(Entries with figure data)

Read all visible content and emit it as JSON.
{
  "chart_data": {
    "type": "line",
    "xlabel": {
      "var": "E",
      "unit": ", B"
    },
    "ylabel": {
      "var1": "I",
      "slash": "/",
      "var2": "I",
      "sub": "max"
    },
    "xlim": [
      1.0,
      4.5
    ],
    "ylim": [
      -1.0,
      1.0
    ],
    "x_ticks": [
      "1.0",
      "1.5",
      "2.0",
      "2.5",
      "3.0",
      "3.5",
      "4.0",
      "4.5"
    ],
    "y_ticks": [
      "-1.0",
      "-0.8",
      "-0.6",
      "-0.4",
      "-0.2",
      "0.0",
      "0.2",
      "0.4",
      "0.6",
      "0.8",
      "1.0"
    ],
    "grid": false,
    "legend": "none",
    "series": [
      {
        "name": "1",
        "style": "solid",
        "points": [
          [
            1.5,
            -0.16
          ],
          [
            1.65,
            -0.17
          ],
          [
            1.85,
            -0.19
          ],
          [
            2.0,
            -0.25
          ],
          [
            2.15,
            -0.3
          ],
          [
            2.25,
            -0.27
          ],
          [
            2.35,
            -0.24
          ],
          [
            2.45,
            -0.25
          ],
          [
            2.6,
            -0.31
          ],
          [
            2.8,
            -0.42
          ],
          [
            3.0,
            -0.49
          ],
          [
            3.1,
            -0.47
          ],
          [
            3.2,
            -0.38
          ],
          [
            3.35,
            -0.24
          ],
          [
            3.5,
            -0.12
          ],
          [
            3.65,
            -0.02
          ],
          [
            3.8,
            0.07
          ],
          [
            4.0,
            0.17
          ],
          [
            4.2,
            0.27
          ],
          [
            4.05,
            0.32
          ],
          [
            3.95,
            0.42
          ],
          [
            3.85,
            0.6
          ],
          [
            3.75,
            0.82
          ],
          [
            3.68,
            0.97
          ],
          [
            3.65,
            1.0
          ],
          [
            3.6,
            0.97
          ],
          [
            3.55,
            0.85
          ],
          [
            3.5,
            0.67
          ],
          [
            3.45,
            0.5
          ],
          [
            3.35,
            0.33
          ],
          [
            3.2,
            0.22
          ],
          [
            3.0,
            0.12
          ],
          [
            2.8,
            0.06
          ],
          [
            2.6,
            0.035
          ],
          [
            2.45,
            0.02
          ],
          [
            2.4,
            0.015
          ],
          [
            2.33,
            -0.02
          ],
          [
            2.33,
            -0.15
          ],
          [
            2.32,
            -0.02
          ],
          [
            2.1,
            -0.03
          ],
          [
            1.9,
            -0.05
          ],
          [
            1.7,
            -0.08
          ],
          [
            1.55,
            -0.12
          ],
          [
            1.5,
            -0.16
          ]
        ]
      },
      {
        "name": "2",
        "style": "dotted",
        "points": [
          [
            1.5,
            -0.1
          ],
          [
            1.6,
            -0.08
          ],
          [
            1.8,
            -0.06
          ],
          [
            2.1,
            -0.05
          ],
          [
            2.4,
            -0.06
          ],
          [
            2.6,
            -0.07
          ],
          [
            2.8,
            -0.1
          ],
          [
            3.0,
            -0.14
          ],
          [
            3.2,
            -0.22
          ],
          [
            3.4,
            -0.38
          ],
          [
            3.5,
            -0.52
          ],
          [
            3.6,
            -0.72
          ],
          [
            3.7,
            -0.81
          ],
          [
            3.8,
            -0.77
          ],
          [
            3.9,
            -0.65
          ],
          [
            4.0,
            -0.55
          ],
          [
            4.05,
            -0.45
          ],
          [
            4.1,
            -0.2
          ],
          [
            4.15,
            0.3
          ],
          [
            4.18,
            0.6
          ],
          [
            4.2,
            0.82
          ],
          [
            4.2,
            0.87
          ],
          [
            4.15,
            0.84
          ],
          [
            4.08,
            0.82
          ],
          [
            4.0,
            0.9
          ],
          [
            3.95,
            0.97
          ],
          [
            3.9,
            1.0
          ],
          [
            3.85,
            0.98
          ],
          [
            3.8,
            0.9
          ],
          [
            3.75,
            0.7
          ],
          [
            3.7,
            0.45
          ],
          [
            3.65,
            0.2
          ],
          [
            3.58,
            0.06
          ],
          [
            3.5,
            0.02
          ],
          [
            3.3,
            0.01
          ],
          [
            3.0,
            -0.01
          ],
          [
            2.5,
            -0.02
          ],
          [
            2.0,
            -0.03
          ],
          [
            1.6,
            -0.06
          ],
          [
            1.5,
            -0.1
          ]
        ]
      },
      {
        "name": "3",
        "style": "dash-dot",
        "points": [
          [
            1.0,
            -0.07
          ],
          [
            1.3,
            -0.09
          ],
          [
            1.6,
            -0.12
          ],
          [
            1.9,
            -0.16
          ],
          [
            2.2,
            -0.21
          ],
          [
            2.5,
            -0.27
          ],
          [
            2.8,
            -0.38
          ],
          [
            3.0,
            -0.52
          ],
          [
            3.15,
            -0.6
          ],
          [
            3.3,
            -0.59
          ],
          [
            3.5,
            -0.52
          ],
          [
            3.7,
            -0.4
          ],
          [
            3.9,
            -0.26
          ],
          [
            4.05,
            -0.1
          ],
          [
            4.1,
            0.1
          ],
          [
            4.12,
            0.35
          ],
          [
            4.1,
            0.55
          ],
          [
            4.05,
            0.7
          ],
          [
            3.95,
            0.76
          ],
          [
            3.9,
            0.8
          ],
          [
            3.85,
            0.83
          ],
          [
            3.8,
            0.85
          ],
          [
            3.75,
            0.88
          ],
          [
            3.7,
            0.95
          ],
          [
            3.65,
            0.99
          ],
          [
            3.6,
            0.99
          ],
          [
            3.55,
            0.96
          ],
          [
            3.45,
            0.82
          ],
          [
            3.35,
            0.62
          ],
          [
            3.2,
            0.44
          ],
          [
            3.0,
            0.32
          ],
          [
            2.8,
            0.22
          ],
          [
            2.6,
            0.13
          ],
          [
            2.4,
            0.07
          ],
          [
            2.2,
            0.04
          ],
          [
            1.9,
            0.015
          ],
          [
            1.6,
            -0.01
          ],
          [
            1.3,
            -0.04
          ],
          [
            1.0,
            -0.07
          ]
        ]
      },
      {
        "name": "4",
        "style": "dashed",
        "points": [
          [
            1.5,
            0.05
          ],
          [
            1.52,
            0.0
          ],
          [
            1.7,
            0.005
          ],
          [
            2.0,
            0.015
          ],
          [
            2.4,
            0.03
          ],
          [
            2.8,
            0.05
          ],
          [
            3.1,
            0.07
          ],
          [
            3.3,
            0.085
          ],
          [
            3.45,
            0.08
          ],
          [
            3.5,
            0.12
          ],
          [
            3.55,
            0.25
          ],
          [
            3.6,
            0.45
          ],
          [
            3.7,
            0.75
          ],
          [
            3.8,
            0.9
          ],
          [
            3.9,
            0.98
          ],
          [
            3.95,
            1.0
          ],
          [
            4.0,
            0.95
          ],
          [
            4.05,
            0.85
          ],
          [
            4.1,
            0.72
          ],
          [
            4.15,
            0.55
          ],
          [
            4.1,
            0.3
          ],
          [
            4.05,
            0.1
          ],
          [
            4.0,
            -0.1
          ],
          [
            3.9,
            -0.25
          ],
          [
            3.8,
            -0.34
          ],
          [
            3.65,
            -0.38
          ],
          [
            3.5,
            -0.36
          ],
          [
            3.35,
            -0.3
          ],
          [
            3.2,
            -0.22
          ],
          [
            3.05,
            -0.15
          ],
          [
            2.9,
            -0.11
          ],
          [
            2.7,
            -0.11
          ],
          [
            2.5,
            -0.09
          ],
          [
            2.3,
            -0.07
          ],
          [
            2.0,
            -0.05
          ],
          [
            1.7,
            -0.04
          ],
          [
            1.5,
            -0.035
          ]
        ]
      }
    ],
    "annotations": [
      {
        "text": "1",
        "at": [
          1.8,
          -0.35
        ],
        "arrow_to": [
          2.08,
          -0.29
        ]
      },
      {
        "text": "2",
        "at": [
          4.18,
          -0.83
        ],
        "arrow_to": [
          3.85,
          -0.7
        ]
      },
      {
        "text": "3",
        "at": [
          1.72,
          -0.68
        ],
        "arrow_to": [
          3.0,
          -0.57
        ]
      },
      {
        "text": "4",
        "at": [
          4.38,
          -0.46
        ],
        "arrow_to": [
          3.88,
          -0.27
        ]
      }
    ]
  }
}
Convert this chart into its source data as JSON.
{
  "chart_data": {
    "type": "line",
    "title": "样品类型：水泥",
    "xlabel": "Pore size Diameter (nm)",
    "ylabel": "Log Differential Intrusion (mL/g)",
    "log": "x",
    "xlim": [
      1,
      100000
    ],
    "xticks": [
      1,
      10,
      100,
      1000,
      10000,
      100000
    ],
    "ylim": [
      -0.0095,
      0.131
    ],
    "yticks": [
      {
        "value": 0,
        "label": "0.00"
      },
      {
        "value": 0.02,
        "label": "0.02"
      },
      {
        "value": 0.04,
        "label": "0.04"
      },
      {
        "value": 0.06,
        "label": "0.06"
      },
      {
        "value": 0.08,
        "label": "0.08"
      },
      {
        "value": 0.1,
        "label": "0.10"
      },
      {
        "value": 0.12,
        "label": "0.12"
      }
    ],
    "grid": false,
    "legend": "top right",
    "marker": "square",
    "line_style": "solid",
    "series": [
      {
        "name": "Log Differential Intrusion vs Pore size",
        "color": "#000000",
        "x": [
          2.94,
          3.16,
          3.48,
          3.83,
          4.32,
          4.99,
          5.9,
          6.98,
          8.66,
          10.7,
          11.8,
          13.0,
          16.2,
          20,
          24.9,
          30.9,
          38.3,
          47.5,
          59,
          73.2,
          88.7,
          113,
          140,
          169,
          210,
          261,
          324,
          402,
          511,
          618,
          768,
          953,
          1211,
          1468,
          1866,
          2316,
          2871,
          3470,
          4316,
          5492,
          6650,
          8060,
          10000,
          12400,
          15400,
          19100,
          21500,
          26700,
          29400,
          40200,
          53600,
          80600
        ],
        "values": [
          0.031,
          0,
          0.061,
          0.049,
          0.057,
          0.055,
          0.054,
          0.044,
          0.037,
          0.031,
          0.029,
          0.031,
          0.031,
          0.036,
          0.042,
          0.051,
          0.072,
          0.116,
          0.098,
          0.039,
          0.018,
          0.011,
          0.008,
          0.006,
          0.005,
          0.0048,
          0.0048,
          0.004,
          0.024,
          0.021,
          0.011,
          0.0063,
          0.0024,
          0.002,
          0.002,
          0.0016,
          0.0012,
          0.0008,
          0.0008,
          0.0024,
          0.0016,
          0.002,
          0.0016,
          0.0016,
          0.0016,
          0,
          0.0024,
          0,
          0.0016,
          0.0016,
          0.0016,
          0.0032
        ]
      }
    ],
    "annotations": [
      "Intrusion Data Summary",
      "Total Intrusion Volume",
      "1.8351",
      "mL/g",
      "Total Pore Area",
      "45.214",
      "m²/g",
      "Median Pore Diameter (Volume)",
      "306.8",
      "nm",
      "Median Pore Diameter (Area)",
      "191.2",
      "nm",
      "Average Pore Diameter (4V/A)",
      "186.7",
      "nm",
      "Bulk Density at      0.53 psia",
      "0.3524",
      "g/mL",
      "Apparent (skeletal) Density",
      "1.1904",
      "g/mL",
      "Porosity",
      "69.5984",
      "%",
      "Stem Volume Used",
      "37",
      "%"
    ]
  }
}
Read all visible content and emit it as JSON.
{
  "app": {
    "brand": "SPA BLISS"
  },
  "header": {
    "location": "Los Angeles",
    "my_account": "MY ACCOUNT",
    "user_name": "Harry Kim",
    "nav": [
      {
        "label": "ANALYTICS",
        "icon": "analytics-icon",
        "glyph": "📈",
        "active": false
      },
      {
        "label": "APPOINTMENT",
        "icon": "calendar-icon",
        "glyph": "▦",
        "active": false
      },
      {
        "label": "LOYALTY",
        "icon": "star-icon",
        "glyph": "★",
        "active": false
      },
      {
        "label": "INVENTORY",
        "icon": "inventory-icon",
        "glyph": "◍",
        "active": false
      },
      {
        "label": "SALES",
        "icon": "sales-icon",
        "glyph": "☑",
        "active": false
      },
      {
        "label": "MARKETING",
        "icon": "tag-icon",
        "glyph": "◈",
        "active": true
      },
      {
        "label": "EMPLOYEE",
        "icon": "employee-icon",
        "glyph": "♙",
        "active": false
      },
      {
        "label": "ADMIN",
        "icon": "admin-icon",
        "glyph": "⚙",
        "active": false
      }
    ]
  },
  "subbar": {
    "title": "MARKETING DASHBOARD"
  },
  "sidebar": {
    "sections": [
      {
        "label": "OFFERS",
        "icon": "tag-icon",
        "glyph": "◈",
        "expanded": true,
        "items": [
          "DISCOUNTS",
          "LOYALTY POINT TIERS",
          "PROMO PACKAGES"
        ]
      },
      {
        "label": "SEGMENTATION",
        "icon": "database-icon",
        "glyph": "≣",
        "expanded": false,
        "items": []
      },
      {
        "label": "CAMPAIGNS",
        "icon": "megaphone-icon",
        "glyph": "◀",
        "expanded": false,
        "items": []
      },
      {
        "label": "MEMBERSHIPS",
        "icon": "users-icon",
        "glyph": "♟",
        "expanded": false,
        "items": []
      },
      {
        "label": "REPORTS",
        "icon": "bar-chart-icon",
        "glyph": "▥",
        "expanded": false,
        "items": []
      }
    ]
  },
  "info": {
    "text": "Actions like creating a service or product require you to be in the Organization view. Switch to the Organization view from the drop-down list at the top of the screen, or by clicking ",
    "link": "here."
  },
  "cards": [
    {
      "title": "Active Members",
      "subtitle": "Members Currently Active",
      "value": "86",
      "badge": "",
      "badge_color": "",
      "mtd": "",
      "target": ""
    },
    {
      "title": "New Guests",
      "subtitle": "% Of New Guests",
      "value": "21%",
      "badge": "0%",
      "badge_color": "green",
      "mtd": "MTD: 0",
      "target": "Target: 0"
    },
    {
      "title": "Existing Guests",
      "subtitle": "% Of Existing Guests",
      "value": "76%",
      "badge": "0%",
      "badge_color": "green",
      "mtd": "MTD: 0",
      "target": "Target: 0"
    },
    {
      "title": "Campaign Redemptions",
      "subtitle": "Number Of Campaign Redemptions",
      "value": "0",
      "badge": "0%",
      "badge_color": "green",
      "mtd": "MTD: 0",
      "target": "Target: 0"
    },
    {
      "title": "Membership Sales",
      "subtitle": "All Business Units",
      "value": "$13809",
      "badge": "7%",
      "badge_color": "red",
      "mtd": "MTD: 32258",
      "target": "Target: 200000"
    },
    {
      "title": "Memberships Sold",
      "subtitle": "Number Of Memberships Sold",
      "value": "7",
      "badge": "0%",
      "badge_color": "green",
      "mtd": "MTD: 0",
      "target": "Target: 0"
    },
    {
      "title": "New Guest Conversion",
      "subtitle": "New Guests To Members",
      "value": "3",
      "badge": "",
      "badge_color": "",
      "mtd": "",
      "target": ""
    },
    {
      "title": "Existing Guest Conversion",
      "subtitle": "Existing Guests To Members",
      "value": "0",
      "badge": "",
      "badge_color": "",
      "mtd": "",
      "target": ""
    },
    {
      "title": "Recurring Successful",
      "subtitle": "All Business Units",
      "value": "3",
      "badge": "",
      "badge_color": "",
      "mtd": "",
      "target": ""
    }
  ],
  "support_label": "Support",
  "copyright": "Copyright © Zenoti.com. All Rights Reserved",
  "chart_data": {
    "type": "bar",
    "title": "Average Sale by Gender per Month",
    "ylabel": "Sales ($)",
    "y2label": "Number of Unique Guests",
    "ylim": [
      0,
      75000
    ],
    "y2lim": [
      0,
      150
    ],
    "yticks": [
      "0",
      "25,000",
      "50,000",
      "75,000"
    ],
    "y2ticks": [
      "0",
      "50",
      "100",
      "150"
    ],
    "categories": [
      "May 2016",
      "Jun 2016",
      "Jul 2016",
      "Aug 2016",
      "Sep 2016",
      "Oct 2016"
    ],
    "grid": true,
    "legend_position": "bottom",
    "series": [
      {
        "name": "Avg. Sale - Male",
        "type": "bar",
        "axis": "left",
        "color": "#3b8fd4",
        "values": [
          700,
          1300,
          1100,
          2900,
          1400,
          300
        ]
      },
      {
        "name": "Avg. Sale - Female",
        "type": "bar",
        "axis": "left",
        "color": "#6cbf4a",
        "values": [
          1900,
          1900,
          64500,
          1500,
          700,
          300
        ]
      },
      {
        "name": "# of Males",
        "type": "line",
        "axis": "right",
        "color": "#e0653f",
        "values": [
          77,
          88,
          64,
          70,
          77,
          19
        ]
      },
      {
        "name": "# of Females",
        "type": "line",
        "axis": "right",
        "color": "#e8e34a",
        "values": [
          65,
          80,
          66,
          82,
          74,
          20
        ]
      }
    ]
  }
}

* **WRITTEN INSTRUCTION**: Determine the number of lines in the entries above where the string "Conversion" appears. Answer with the number alone.

* **WRITTEN SOLUTION**: 2